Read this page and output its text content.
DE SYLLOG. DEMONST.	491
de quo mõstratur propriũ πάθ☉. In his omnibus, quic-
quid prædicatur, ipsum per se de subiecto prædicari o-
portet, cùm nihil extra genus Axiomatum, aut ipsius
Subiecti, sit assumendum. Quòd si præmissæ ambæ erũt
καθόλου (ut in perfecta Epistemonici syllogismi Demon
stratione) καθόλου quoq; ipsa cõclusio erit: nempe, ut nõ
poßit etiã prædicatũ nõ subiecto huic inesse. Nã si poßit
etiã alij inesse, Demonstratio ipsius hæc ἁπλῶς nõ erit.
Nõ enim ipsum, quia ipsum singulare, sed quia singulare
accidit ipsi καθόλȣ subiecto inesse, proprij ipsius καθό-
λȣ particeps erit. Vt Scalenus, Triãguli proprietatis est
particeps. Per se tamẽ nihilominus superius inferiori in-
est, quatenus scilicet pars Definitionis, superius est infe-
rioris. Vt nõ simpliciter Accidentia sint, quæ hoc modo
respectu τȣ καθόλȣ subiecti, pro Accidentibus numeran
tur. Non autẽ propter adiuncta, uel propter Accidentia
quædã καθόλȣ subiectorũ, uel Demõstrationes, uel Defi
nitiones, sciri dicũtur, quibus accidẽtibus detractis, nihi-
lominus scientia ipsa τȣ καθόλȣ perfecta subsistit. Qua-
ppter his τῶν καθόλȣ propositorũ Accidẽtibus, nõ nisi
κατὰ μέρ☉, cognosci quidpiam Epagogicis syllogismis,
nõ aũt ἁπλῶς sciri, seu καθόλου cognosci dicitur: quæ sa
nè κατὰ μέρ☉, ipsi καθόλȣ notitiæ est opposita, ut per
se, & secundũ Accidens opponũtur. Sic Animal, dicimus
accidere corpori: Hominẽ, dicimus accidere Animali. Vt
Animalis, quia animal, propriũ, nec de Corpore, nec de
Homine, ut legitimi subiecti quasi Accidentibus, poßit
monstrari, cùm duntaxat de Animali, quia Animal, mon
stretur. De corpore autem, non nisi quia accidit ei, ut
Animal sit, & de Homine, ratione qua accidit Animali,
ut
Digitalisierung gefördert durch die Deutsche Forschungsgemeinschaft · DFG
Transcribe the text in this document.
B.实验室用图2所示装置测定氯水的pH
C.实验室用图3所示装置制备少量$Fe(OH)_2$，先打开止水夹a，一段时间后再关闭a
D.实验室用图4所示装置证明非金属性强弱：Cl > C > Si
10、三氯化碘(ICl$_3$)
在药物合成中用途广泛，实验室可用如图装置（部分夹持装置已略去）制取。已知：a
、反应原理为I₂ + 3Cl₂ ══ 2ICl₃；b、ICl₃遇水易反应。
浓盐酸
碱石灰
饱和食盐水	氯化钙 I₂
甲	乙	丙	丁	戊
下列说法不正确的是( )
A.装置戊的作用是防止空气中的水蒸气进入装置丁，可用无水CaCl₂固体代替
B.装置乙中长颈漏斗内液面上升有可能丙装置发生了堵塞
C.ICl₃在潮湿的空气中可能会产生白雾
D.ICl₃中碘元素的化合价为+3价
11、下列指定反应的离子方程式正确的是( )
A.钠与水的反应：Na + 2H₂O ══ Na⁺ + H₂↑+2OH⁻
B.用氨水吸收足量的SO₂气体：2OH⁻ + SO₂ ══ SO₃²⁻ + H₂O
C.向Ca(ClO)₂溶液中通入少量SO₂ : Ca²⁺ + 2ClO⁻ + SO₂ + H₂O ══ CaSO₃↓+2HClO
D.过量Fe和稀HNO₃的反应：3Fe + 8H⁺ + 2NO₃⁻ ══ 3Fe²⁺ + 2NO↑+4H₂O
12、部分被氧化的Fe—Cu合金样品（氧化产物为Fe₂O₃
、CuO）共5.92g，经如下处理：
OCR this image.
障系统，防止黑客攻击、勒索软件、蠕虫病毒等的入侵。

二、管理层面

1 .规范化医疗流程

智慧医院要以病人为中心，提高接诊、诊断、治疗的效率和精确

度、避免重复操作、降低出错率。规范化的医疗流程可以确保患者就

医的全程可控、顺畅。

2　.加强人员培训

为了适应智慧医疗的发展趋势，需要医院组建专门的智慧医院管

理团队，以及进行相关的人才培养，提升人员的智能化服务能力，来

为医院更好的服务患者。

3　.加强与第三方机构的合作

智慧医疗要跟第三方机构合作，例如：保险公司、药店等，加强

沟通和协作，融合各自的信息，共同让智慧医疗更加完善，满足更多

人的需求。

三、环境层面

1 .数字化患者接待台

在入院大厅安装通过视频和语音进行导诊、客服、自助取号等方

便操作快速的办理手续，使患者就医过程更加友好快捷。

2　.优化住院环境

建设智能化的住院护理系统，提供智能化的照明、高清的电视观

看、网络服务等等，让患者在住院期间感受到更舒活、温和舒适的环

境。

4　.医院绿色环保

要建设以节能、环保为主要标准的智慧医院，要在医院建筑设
= = =
Find every line above that contains the word "perfecta", and return each one.

καθόλου (ut in perfecta Epistemonici syllogismi Demon
lominus scientia ipsa τȣ καθόλȣ perfecta subsistit. Qua-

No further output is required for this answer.